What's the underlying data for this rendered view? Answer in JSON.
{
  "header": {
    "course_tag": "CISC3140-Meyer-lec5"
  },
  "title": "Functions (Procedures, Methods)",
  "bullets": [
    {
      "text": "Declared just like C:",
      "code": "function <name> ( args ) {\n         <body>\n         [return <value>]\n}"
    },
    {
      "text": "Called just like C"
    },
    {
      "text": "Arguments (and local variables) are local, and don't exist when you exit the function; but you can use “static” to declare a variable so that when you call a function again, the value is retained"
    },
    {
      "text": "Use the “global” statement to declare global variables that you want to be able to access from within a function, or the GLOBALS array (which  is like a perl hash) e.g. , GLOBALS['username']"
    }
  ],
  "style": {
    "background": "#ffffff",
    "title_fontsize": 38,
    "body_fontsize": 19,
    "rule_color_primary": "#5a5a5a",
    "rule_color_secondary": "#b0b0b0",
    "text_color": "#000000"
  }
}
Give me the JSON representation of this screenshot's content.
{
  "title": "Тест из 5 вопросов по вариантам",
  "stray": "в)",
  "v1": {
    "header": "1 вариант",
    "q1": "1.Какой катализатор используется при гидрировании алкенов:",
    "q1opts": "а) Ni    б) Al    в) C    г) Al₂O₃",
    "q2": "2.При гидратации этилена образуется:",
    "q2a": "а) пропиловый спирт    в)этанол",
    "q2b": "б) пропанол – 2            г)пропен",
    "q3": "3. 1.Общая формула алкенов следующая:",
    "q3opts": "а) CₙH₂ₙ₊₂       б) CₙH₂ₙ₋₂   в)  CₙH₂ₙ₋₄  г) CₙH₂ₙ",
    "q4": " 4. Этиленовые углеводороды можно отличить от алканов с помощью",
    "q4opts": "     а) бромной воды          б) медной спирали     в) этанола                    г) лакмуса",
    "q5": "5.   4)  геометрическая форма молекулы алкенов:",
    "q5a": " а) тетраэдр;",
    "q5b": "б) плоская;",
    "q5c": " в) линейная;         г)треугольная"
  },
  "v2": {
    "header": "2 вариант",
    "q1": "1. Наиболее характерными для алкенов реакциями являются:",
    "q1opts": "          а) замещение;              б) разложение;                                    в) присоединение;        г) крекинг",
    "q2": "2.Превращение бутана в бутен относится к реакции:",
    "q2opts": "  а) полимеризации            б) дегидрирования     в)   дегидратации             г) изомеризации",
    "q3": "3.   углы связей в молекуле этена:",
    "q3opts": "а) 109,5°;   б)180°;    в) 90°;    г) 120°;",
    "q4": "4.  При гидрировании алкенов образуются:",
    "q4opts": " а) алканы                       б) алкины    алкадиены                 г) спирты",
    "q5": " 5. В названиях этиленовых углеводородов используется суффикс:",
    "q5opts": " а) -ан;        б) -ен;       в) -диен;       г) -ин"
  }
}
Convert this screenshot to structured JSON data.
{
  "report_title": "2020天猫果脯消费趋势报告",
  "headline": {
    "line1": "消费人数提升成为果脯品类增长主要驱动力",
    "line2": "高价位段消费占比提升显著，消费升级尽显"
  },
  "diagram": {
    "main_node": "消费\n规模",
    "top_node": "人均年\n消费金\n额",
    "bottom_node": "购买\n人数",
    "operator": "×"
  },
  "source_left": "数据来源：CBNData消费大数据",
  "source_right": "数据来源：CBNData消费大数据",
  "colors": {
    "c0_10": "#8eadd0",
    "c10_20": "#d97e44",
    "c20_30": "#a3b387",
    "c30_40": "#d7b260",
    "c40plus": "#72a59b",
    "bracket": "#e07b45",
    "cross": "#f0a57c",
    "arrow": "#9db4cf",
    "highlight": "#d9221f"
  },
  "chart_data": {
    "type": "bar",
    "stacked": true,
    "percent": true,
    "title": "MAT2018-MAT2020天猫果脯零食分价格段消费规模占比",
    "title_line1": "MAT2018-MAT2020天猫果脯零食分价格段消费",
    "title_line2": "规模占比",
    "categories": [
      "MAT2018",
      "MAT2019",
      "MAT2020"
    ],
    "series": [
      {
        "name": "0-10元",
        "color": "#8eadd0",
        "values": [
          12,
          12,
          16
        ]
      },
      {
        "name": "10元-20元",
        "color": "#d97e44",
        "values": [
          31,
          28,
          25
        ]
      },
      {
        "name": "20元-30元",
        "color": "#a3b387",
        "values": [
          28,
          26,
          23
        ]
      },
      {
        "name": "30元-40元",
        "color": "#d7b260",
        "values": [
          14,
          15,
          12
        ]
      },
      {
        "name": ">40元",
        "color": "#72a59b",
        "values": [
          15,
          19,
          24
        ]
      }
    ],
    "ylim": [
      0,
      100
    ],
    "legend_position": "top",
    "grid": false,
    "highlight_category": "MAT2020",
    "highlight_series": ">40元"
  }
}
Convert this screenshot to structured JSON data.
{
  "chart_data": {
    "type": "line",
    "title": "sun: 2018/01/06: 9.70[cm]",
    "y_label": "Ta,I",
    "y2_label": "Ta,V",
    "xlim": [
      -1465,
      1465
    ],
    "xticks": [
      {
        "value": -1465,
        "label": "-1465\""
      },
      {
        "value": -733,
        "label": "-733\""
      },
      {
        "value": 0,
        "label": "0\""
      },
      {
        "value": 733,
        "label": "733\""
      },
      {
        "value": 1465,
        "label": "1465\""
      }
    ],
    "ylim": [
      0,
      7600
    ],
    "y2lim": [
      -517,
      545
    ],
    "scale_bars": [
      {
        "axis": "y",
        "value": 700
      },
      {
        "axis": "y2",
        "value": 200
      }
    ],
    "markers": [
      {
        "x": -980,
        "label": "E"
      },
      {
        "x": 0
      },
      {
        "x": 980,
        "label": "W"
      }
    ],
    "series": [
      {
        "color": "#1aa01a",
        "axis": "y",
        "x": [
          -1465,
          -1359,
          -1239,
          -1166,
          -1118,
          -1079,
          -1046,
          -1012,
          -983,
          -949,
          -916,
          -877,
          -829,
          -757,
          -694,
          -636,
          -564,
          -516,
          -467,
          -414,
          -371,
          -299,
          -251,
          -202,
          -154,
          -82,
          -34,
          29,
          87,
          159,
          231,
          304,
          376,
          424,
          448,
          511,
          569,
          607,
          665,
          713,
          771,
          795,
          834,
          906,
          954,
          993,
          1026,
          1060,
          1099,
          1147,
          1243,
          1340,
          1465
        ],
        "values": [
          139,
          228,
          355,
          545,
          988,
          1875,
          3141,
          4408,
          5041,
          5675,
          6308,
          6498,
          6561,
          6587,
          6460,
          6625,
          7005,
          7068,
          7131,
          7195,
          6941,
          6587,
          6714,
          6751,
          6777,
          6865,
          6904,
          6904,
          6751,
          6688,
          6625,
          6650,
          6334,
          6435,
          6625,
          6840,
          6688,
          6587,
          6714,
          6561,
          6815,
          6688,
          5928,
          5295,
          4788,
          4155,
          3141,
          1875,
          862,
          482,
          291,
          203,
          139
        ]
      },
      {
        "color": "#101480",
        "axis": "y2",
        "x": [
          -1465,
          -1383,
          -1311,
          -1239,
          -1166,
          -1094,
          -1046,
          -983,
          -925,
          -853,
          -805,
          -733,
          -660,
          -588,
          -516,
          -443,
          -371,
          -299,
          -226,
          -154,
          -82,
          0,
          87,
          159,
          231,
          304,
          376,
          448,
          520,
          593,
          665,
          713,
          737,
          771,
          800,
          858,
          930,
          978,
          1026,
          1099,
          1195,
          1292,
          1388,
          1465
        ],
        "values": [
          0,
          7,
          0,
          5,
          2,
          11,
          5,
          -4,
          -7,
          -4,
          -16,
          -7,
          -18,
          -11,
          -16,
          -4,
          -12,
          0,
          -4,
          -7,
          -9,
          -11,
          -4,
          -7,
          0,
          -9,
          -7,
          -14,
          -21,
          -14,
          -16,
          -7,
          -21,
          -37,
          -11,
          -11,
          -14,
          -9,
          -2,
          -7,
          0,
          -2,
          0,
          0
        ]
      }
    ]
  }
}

__REQUEST__:
Give every line of the material that includes the string "数据来源".

__OUTPUT__:
  "source_left": "数据来源：CBNData消费大数据",
  "source_right": "数据来源：CBNData消费大数据",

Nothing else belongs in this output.